[WORK TO DO]
**a.** Reproduce verbatim the passage of the Nayika Sangbad article that begins at the words "Urmila, a popular" and stops after "on 14 reels.".
**b.** Answer these questions from the Nayika Sangbad article:
(i) Under what title was the film remade in Tamil?
(ii) What is the job of Alok, in whose quarter Urmila takes shelter?
(iii) Who handled the film's cinematography?

[SOURCE]
□ □ □ □
Nayika Sangbad () is a 1967 Indian Bengali-language romantic comedy film directed by Agradoot and written by Prasanta Deb. The film stars Uttam Kumar and Anjana Bhowmick. It was remade in Tamil as Sumathi En Sundari (1971).

Plot 

Urmila, a popular film actress, accidentally misses a train somewhere in the midway to her new shooting spot. She takes shelter in the quarter of the station master Alok for the next few days and falls in love with the new place as well as its people.

Cast 
 Uttam Kumar as Alok
 Anjana Bhowmick as Urmila
 Pahari Sanyal as Lahiri
 Anubha Gupta as Rama 
 Mrinal Mukherjee

Production 
Nayika Sangbad was produced under B. K. Productions, directed by Agradoot and written by Prasanta Deb. Cinematography was handled by Bibhuti Laha, and editing by Baidyanath Chattopadhyay. The film was shot in black and white, and contained on 14 reels.
□ □ □ □
[ENTRIES]

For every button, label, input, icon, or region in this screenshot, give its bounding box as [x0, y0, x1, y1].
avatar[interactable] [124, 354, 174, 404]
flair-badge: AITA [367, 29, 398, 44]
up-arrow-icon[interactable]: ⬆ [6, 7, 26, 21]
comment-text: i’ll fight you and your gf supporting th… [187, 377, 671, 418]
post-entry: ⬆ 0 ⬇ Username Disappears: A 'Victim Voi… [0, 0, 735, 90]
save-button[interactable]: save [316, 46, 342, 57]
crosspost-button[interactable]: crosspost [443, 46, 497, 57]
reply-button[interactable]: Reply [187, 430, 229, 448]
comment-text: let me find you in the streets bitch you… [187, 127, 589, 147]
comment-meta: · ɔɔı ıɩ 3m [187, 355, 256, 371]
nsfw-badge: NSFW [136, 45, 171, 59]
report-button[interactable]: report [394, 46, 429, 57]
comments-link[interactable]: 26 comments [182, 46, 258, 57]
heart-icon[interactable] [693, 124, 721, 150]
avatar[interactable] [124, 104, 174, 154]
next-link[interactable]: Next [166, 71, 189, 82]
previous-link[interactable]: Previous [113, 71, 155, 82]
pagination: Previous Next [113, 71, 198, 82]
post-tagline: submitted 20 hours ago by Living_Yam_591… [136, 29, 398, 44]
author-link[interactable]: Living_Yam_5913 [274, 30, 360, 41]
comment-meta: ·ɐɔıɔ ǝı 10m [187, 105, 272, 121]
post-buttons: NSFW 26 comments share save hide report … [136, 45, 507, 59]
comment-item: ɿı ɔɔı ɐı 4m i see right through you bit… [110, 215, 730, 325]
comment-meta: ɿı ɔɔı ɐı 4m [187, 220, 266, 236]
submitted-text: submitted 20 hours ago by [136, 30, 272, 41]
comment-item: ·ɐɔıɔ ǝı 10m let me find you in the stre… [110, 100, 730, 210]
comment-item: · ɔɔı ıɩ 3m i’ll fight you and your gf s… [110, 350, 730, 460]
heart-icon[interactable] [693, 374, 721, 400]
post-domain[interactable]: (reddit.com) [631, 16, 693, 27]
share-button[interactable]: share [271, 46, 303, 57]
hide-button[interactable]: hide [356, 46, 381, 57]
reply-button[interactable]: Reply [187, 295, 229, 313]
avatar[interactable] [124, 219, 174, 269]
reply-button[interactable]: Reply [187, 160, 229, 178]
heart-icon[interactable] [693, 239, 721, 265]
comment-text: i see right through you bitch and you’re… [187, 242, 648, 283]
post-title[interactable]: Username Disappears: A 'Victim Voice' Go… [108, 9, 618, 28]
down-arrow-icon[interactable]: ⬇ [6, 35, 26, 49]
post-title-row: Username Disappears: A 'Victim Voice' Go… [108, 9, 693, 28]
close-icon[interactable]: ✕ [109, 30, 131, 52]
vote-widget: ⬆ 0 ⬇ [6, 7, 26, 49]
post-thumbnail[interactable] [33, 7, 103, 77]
□ □ □ □
[FINAL RESULTS]
**a.**
Urmila, a popular film actress, accidentally misses a train somewhere in the midway to her new shooting spot. She takes shelter in the quarter of the station master Alok for the next few days and falls in love with the new place as well as its people.

Cast 
 Uttam Kumar as Alok
 Anjana Bhowmick as Urmila
 Pahari Sanyal as Lahiri
 Anubha Gupta as Rama 
 Mrinal Mukherjee

Production 
Nayika Sangbad was produced under B. K. Productions, directed by Agradoot and written by Prasanta Deb. Cinematography was handled by Bibhuti Laha, and editing by Baidyanath Chattopadhyay. The film was shot in black and white, and contained on 14 reels.

**b.**
(i) Sumathi En Sundari (1971)
(ii) He is the station master.
(iii) Bibhuti Laha